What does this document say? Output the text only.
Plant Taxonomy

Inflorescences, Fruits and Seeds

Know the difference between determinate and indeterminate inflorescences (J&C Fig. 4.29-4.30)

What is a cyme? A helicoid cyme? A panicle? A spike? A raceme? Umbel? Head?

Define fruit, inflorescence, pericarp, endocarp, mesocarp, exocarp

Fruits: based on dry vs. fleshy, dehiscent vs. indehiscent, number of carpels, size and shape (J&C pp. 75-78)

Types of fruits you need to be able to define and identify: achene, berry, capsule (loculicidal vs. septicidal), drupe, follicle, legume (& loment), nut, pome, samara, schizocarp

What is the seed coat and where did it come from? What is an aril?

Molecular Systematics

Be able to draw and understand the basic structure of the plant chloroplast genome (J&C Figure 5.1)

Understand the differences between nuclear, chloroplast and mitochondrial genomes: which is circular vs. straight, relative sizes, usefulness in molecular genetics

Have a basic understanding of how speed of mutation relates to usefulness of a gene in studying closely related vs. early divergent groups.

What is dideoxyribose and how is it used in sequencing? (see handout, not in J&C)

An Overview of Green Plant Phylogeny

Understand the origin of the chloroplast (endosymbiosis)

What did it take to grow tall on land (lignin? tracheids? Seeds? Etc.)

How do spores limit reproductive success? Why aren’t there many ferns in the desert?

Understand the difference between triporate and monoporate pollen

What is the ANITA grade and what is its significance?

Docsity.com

Work instructions -
You are asked to transcribe the complete data exactly.

Reply to the task -
What does this document say? Output the text only.
Plant Taxonomy

Inflorescences, Fruits and Seeds

Know the difference between determinate and indeterminate inflorescences (J&C Fig. 4.29-4.30)

What is a cyme? A helicoid cyme? A panicle? A spike? A raceme? Umbel? Head?

Define fruit, inflorescence, pericarp, endocarp, mesocarp, exocarp

Fruits: based on dry vs. fleshy, dehiscent vs. indehiscent, number of carpels, size and shape (J&C pp. 75-78)

Types of fruits you need to be able to define and identify: achene, berry, capsule (loculicidal vs. septicidal), drupe, follicle, legume (& loment), nut, pome, samara, schizocarp

What is the seed coat and where did it come from? What is an aril?

Molecular Systematics

Be able to draw and understand the basic structure of the plant chloroplast genome (J&C Figure 5.1)

Understand the differences between nuclear, chloroplast and mitochondrial genomes: which is circular vs. straight, relative sizes, usefulness in molecular genetics

Have a basic understanding of how speed of mutation relates to usefulness of a gene in studying closely related vs. early divergent groups.

What is dideoxyribose and how is it used in sequencing? (see handout, not in J&C)

An Overview of Green Plant Phylogeny

Understand the origin of the chloroplast (endosymbiosis)

What did it take to grow tall on land (lignin? tracheids? Seeds? Etc.)

How do spores limit reproductive success? Why aren’t there many ferns in the desert?

Understand the difference between triporate and monoporate pollen

What is the ANITA grade and what is its significance?

Docsity.com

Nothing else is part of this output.